### Aim of the task
Lay out each line of the records below as a Markdown table with the columns "Entry" and "Text", numbering the rows and skipping any blank lines.

### Entries shown
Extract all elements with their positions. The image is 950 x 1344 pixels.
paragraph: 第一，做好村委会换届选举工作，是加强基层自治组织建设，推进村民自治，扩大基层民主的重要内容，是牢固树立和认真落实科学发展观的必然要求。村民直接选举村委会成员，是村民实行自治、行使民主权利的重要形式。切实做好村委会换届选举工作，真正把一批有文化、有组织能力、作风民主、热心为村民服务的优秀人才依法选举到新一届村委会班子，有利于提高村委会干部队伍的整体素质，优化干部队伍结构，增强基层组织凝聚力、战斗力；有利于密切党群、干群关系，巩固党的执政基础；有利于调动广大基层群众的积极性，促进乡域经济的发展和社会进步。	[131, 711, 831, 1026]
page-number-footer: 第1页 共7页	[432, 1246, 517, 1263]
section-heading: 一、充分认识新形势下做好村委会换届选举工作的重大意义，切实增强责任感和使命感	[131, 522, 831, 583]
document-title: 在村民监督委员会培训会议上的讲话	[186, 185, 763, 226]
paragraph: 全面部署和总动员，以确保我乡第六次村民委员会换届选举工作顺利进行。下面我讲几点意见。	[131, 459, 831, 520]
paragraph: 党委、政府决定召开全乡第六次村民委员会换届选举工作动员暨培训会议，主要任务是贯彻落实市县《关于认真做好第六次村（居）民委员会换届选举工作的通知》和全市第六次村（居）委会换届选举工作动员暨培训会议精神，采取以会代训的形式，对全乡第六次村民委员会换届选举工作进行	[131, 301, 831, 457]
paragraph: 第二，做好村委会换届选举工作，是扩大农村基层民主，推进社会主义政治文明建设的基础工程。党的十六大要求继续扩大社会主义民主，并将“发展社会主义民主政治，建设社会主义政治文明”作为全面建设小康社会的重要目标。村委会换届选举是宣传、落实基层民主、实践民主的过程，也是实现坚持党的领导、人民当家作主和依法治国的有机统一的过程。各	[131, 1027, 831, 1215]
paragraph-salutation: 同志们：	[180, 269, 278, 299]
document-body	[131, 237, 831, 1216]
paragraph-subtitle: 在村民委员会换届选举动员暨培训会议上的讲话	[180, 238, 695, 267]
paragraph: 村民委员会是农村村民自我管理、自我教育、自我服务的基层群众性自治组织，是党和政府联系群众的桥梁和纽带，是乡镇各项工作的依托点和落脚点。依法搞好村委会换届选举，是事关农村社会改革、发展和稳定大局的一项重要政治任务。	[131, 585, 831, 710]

### Exercise response
| Entry | Text |
|---|---|
| 1 | Extract all elements with their positions. The image is 950 x 1344 pixels. |
| 2 | paragraph: 第一，做好村委会换届选举工作，是加强基层自治组织建设，推进村民自治，扩大基层民主的重要内容，是牢固树立和认真落实科学发展观的必然要求。村民直接选举村委会成员，是村民实行自治、行使民主权利的重要形式。切实做好村委会换届选举工作，真正把一批有文化、有组织能力、作风民主、热心为村民服务的优秀人才依法选举到新一届村委会班子，有利于提高村委会干部队伍的整体素质，优化干部队伍结构，增强基层组织凝聚力、战斗力；有利于密切党群、干群关系，巩固党的执政基础；有利于调动广大基层群众的积极性，促进乡域经济的发展和社会进步。	[131, 711, 831, 1026] |
| 3 | page-number-footer: 第1页 共7页	[432, 1246, 517, 1263] |
| 4 | section-heading: 一、充分认识新形势下做好村委会换届选举工作的重大意义，切实增强责任感和使命感	[131, 522, 831, 583] |
| 5 | document-title: 在村民监督委员会培训会议上的讲话	[186, 185, 763, 226] |
| 6 | paragraph: 全面部署和总动员，以确保我乡第六次村民委员会换届选举工作顺利进行。下面我讲几点意见。	[131, 459, 831, 520] |
| 7 | paragraph: 党委、政府决定召开全乡第六次村民委员会换届选举工作动员暨培训会议，主要任务是贯彻落实市县《关于认真做好第六次村（居）民委员会换届选举工作的通知》和全市第六次村（居）委会换届选举工作动员暨培训会议精神，采取以会代训的形式，对全乡第六次村民委员会换届选举工作进行	[131, 301, 831, 457] |
| 8 | paragraph: 第二，做好村委会换届选举工作，是扩大农村基层民主，推进社会主义政治文明建设的基础工程。党的十六大要求继续扩大社会主义民主，并将“发展社会主义民主政治，建设社会主义政治文明”作为全面建设小康社会的重要目标。村委会换届选举是宣传、落实基层民主、实践民主的过程，也是实现坚持党的领导、人民当家作主和依法治国的有机统一的过程。各	[131, 1027, 831, 1215] |
| 9 | paragraph-salutation: 同志们：	[180, 269, 278, 299] |
| 10 | document-body	[131, 237, 831, 1216] |
| 11 | paragraph-subtitle: 在村民委员会换届选举动员暨培训会议上的讲话	[180, 238, 695, 267] |
| 12 | paragraph: 村民委员会是农村村民自我管理、自我教育、自我服务的基层群众性自治组织，是党和政府联系群众的桥梁和纽带，是乡镇各项工作的依托点和落脚点。依法搞好村委会换届选举，是事关农村社会改革、发展和稳定大局的一项重要政治任务。	[131, 585, 831, 710] |